__Short task__
Please write out everything from the line containing "226, 437, 247]" down to the line containing "305, 84, 386]", swapping "commodity-row" for "goods-row" and leaving the rest unchanged.

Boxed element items

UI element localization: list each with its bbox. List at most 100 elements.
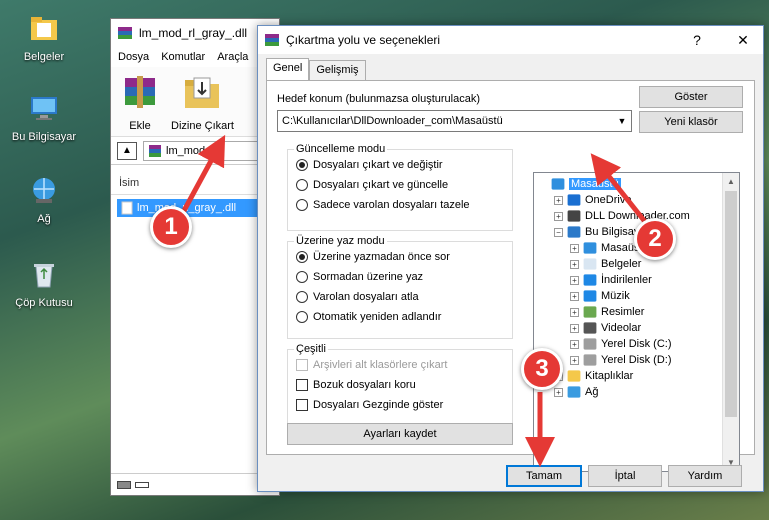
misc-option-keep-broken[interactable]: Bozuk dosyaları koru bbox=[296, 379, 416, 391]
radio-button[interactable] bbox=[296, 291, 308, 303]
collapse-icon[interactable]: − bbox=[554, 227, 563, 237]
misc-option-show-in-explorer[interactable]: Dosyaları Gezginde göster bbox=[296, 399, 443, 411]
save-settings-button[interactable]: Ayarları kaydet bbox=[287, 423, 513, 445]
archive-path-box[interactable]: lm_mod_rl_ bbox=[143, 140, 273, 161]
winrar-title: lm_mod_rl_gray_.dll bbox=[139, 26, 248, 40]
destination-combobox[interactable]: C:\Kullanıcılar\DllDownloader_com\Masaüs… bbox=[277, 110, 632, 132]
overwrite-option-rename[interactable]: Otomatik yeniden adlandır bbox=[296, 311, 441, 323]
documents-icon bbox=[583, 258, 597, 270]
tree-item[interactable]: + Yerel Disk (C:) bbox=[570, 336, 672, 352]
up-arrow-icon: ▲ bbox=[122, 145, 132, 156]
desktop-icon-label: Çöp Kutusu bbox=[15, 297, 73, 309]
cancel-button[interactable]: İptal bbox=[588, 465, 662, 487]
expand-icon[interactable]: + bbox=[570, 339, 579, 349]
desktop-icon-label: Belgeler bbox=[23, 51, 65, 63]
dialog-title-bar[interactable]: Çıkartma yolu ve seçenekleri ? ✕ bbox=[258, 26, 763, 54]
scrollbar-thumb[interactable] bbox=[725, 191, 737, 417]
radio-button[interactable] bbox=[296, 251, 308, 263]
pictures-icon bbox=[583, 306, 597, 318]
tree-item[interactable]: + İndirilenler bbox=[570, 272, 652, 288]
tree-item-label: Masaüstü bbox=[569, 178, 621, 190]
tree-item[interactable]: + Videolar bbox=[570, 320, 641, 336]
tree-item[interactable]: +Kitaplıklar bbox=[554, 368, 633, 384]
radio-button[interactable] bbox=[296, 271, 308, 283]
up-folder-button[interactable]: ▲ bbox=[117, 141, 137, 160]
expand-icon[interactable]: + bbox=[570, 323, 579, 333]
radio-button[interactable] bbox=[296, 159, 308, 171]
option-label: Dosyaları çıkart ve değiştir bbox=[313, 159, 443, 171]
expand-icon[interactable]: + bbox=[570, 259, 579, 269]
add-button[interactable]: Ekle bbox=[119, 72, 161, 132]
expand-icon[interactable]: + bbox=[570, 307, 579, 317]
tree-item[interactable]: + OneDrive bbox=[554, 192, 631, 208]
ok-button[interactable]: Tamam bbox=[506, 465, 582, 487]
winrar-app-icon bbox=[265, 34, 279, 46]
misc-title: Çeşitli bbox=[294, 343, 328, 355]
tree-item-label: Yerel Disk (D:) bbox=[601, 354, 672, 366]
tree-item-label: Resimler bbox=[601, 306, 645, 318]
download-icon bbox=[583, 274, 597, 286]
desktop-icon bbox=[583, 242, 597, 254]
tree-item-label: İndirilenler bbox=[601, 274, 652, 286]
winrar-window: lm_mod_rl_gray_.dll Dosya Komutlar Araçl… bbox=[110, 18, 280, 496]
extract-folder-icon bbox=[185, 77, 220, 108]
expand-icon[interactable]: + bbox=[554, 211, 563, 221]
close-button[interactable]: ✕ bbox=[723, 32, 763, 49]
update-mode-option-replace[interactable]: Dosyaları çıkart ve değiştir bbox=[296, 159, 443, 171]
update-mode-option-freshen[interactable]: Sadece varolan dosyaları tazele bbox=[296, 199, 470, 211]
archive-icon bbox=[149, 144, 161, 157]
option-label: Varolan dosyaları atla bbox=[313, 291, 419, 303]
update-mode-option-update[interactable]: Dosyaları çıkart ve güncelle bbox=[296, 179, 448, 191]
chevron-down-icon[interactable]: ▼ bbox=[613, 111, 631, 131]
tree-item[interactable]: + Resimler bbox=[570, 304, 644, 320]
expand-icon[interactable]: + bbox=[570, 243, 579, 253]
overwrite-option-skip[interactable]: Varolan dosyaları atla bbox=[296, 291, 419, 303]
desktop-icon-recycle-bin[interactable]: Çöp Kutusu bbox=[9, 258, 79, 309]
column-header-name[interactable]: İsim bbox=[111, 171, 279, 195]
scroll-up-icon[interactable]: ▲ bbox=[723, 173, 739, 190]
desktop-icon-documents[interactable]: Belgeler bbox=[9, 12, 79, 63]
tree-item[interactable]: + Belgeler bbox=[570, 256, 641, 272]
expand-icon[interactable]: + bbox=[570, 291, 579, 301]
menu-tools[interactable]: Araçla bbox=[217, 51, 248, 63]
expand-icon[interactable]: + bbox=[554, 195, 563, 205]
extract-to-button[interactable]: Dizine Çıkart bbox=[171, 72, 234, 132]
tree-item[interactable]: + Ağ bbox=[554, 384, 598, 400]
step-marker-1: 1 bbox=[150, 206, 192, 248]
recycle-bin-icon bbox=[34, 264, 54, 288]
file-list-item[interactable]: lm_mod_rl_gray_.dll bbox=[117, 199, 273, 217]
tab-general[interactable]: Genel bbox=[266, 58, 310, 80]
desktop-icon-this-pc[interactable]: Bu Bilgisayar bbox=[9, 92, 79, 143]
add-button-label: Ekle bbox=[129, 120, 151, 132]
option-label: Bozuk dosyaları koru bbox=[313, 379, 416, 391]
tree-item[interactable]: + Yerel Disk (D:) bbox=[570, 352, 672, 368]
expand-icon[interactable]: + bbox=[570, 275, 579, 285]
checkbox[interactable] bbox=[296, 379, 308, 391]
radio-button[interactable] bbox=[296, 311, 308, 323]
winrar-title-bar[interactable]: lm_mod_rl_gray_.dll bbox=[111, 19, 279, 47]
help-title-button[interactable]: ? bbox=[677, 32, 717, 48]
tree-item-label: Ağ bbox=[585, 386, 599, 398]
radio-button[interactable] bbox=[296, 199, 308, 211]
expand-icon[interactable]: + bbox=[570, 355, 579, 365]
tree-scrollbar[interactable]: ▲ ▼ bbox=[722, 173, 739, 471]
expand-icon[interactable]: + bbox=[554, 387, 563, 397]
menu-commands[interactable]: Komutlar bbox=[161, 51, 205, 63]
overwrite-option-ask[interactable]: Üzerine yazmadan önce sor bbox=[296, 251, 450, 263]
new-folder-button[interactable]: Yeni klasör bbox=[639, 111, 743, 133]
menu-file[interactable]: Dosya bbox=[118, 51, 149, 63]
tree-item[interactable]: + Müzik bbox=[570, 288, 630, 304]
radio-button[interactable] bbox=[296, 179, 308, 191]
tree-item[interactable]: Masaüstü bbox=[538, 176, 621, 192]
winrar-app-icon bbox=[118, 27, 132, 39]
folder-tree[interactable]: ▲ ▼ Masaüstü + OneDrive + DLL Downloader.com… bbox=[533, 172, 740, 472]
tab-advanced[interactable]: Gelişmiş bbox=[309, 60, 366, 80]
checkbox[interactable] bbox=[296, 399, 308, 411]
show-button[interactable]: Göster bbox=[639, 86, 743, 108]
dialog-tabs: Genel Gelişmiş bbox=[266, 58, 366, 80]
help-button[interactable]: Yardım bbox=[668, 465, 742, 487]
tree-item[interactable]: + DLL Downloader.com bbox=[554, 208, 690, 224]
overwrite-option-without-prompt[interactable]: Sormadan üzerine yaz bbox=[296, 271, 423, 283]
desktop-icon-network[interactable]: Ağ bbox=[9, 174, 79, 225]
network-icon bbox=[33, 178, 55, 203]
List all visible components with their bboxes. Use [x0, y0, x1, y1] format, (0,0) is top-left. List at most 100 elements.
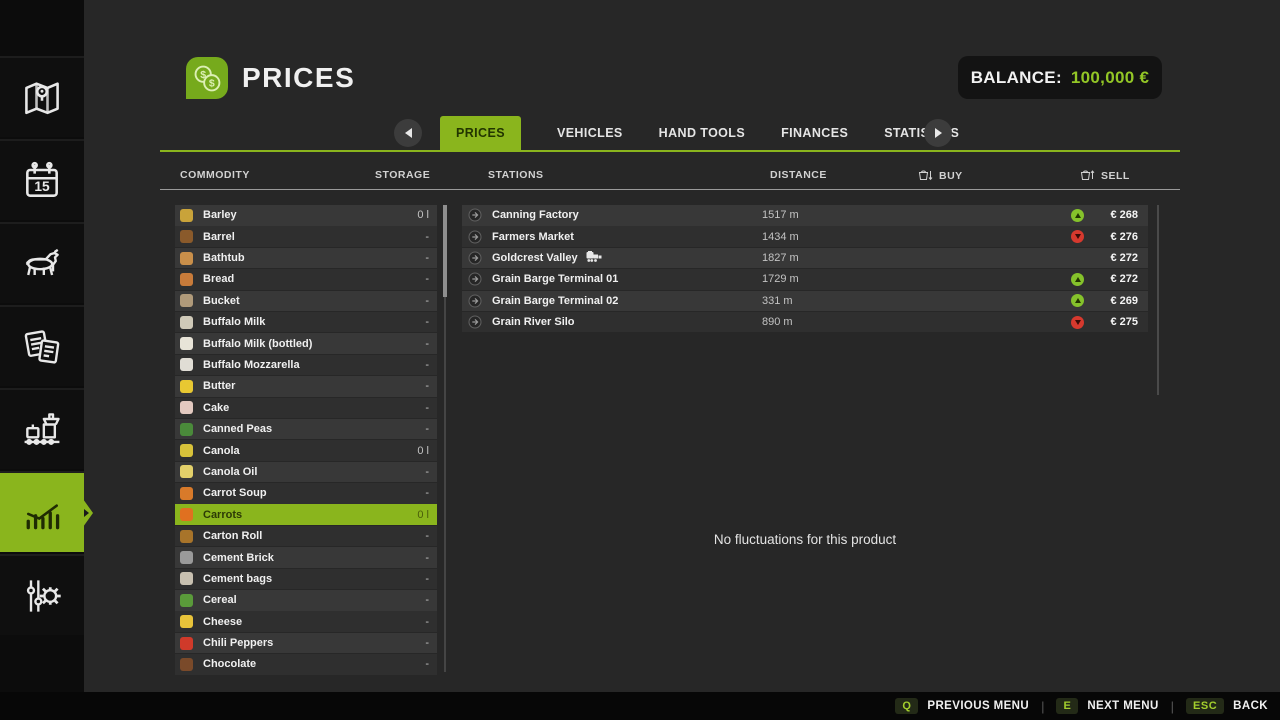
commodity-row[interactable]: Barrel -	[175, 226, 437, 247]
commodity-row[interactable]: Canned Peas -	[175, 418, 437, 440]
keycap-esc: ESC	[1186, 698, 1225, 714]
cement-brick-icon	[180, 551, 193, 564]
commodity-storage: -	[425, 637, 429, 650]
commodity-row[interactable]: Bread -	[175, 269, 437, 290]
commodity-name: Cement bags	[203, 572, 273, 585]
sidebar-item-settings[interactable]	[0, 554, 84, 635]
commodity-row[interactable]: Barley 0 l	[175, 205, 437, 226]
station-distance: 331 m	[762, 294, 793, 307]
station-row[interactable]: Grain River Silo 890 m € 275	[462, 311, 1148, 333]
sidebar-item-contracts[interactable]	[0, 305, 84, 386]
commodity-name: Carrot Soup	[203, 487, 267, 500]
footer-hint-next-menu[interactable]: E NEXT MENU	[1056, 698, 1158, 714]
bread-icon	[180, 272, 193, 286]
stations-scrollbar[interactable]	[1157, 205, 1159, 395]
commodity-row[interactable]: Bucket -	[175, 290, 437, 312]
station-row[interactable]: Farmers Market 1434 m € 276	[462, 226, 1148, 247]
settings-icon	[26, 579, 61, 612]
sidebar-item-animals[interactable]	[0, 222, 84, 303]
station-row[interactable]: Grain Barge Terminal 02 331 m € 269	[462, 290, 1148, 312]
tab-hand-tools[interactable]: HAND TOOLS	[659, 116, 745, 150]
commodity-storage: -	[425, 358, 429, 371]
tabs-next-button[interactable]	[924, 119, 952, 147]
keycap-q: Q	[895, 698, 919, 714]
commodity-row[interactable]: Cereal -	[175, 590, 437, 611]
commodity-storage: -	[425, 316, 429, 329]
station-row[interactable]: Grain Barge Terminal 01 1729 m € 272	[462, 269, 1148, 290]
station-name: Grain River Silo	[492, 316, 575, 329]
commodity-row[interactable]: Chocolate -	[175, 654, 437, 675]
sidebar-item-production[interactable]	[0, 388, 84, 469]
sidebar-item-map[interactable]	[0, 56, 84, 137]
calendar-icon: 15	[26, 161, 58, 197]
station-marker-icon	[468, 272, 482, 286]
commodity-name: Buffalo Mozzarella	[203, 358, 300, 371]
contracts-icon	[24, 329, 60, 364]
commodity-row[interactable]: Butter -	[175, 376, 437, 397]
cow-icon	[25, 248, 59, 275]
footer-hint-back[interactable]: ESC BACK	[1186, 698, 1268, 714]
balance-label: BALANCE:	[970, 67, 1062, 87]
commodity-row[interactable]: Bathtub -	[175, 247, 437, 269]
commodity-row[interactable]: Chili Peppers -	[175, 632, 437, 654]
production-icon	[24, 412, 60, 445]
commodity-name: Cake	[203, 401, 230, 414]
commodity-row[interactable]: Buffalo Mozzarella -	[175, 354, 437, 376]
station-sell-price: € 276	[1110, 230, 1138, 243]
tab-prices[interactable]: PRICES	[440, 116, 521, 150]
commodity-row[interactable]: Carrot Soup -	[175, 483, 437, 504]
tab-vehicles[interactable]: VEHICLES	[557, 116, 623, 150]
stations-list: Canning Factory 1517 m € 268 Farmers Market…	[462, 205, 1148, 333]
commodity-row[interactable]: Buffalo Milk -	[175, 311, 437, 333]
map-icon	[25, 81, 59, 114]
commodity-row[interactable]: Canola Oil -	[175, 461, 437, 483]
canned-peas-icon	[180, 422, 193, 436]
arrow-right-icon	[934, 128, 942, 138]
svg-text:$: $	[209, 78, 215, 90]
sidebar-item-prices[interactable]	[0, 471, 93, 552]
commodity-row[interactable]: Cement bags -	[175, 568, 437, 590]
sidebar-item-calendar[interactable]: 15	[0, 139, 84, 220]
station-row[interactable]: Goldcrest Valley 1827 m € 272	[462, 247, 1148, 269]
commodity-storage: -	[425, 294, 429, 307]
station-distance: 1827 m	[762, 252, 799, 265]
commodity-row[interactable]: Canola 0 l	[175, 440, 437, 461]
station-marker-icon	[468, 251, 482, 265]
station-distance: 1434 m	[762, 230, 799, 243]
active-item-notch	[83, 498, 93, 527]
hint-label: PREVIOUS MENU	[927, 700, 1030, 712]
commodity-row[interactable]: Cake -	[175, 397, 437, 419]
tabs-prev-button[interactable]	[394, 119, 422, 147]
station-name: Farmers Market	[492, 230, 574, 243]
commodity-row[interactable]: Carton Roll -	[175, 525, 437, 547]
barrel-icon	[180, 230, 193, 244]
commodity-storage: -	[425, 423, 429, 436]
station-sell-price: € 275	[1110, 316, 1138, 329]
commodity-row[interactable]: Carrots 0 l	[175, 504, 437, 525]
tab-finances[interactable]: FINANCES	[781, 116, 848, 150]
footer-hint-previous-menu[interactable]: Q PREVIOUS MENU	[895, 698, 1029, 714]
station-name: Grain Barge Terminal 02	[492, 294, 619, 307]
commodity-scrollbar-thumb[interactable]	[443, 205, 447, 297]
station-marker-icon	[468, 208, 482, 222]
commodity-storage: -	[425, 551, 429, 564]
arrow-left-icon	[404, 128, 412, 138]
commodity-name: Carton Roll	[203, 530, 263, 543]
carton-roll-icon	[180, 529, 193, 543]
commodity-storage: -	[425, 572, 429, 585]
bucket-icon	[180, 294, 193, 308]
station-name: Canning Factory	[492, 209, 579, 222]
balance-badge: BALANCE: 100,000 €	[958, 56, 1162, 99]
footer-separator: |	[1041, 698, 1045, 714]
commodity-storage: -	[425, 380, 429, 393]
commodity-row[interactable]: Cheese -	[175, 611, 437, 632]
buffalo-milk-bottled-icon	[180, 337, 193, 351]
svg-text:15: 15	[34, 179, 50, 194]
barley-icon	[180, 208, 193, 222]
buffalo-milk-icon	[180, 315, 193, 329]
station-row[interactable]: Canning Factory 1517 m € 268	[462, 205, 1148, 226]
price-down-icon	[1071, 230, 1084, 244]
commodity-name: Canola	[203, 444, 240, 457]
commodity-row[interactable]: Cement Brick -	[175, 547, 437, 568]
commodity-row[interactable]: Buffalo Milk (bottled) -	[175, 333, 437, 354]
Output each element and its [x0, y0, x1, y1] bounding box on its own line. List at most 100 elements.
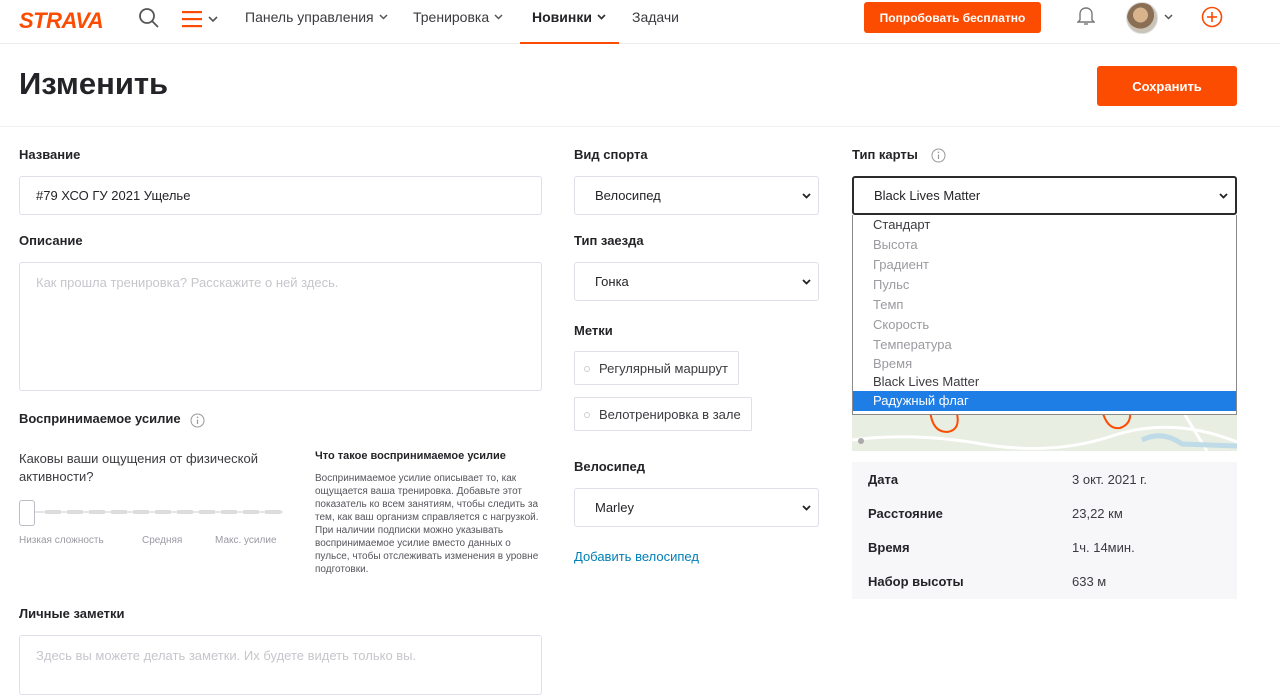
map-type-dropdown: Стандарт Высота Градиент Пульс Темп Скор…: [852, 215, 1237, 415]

__Exercise solution__
goods-row[interactable]: Barrel -	[175, 226, 437, 247]
goods-row[interactable]: Canned Peas -	[175, 418, 437, 440]
keycap-esc: ESC	[1186, 698, 1225, 714]
cement-brick-icon	[180, 551, 193, 564]
commodity-storage: -	[425, 637, 429, 650]
goods-row[interactable]: Bread -	[175, 269, 437, 290]
commodity-name: Cement bags	[203, 572, 273, 585]
sidebar-item-settings[interactable]	[0, 554, 84, 635]
goods-row[interactable]: Barley 0 l	[175, 205, 437, 226]
station-distance: 331 m	[762, 294, 793, 307]
station-row[interactable]: Grain River Silo 890 m € 275	[462, 311, 1148, 333]
sidebar-item-contracts[interactable]	[0, 305, 84, 386]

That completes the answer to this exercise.